** What you are asked to do **
Pick out each line in these entries that contains the string "Reanalysis".

** Recorded information **
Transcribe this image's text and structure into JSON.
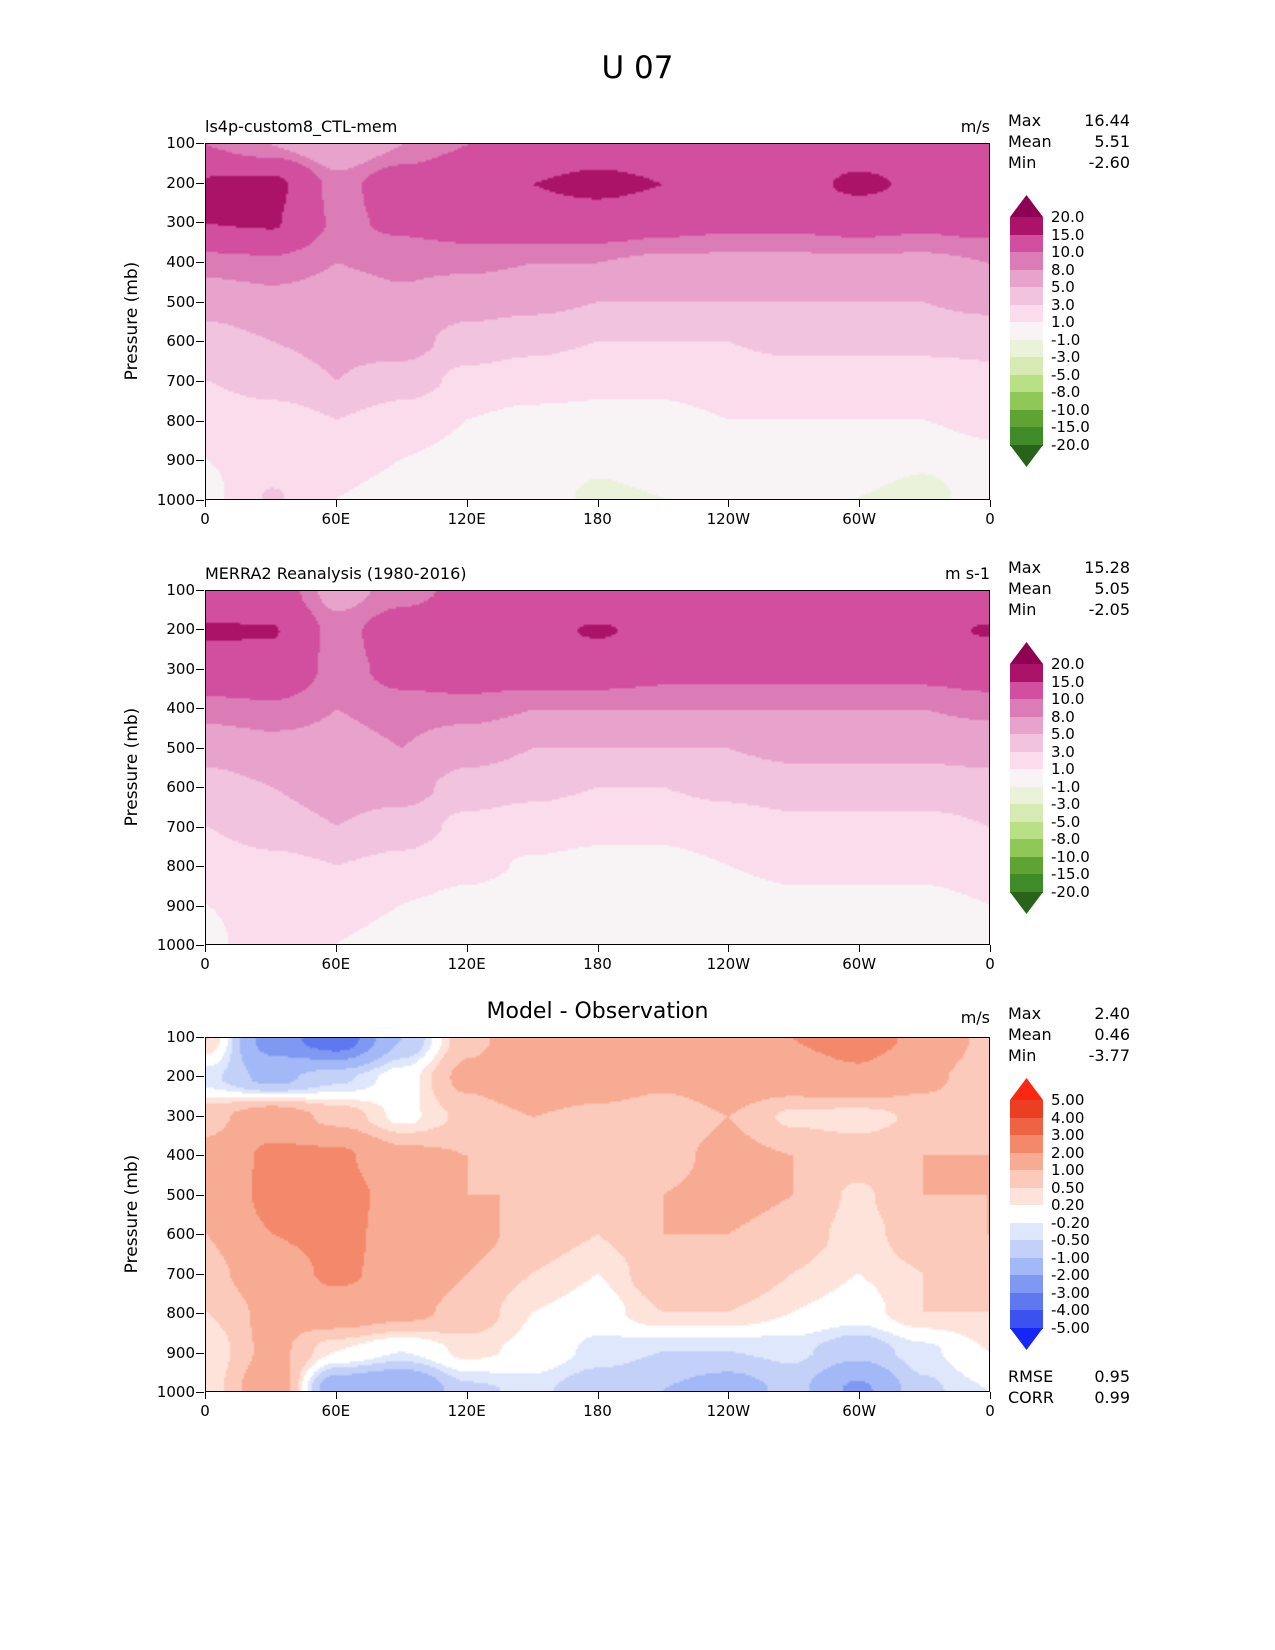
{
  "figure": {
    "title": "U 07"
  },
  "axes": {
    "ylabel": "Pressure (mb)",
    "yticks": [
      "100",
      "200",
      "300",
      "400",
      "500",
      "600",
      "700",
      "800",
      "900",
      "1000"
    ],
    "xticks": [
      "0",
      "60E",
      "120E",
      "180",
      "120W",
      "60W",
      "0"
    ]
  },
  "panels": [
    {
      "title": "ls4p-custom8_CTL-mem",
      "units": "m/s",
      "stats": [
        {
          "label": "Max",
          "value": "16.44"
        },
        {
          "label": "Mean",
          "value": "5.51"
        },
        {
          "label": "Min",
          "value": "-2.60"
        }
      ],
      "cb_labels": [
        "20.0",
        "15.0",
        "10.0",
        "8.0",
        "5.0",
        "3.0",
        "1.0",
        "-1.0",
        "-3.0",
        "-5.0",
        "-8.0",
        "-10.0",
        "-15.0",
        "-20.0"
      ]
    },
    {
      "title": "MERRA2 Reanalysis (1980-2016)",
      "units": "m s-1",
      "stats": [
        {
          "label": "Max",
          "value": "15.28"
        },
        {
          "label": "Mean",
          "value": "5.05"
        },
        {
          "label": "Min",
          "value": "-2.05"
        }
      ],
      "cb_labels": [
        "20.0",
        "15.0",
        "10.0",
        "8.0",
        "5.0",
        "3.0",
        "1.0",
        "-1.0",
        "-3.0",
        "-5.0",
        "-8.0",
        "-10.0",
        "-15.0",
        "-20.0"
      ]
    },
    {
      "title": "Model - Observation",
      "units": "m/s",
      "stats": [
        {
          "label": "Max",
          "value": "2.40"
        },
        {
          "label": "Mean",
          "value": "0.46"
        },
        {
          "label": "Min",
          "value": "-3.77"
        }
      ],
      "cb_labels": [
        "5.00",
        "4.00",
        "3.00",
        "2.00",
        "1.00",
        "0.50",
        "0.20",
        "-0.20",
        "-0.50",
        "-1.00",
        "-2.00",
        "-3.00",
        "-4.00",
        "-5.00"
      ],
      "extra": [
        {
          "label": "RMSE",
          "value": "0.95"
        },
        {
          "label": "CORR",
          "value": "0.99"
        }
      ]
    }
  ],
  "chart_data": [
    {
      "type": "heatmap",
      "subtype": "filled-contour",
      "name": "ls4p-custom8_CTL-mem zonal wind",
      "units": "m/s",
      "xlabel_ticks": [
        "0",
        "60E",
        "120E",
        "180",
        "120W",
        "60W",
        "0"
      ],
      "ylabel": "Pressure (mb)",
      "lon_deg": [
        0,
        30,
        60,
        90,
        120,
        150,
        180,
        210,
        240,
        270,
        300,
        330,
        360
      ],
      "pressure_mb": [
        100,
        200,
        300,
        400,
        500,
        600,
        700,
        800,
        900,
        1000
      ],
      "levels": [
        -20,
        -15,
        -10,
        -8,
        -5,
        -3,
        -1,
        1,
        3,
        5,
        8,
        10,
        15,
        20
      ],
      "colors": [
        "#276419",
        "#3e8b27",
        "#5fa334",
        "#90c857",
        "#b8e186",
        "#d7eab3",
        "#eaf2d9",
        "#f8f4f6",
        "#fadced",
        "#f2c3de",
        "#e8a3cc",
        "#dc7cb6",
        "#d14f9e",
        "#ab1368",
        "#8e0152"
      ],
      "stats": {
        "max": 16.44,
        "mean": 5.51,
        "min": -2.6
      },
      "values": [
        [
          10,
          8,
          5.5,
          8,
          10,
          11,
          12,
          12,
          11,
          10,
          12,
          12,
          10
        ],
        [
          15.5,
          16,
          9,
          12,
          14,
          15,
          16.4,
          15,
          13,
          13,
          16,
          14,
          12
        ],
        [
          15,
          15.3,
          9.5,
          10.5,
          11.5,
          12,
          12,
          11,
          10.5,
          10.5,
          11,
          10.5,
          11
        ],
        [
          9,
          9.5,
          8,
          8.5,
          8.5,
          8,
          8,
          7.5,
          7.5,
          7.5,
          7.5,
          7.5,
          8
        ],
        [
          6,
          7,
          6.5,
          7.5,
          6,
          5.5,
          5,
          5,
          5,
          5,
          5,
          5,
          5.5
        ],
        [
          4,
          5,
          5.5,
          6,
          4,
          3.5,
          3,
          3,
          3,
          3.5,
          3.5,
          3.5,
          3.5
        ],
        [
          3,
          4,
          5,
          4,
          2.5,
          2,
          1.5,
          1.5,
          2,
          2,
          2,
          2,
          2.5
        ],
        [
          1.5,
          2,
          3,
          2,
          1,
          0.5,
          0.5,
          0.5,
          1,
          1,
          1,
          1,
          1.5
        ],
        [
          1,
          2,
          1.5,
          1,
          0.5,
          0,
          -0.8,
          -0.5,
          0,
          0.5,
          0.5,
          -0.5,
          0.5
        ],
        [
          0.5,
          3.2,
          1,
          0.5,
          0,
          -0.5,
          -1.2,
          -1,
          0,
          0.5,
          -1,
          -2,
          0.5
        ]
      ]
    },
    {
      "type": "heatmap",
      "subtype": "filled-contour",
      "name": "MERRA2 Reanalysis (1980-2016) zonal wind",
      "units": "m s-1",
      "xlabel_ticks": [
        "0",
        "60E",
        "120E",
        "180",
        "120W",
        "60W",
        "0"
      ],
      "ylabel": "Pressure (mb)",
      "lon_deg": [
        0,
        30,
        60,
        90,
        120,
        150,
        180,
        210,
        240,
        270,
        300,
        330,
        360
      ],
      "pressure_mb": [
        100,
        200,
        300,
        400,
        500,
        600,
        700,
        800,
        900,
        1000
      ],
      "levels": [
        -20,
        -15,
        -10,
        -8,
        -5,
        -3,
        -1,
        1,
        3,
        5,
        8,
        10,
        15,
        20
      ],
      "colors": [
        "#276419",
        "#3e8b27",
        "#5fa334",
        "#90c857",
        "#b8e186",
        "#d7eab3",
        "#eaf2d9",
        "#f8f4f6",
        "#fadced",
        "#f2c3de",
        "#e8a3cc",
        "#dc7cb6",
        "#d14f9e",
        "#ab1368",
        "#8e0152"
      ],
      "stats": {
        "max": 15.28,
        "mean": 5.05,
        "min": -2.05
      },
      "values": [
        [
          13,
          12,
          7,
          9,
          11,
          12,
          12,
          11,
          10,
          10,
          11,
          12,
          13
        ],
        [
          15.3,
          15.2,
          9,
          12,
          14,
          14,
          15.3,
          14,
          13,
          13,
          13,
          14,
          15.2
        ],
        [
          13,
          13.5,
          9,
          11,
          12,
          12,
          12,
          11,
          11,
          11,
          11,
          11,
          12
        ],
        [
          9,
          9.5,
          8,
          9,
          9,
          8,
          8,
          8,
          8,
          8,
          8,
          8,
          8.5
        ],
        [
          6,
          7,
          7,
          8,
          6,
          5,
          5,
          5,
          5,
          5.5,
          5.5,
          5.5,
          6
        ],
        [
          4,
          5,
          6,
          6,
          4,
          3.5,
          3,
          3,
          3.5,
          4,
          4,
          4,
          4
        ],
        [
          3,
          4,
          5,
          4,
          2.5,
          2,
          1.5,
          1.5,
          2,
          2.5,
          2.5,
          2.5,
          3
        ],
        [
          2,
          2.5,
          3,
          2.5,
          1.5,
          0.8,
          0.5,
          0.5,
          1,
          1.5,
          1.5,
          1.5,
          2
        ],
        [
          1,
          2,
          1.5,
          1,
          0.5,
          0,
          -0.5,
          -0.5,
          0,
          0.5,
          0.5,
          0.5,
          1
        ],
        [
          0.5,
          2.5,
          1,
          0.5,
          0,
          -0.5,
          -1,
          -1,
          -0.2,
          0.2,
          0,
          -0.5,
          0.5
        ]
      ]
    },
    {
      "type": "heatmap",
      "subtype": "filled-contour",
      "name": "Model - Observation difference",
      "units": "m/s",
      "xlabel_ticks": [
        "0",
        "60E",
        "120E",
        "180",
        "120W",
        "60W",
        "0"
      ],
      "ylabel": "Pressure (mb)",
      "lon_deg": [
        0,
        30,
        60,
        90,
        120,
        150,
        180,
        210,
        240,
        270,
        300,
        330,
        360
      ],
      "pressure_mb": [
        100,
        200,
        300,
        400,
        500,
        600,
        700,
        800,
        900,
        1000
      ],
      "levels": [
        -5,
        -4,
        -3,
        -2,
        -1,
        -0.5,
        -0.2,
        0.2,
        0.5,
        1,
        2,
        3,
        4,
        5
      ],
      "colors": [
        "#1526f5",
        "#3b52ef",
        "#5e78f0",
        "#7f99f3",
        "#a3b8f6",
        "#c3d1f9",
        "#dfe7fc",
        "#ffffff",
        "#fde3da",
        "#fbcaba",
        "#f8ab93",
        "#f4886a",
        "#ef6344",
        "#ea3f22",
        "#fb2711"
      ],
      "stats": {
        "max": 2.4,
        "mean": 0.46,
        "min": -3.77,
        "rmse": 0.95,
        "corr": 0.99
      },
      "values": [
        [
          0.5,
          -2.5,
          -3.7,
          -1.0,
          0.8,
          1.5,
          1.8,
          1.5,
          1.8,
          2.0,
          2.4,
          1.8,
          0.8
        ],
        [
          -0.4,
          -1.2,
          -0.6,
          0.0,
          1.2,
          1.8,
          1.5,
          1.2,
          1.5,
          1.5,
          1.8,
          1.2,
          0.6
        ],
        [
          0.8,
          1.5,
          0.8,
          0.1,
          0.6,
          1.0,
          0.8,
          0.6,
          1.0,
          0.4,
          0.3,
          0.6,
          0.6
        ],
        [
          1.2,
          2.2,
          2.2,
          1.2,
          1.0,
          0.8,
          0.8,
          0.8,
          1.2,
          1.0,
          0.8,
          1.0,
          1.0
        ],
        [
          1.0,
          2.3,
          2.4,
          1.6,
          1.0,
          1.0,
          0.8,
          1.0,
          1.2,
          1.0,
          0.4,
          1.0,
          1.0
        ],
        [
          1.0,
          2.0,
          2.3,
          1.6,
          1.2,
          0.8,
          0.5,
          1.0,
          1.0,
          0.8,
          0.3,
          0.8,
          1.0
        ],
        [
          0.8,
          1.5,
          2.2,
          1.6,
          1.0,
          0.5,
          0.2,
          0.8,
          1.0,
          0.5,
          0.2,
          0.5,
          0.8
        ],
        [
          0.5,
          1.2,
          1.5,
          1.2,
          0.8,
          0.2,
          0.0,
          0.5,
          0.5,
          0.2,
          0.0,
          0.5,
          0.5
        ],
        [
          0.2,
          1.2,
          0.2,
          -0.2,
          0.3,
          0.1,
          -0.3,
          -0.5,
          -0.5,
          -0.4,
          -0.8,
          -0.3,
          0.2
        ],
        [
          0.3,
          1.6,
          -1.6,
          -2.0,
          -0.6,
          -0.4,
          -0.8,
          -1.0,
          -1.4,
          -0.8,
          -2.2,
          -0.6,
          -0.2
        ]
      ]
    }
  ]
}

** Final answer **
      "title": "MERRA2 Reanalysis (1980-2016)",
      "name": "MERRA2 Reanalysis (1980-2016) zonal wind",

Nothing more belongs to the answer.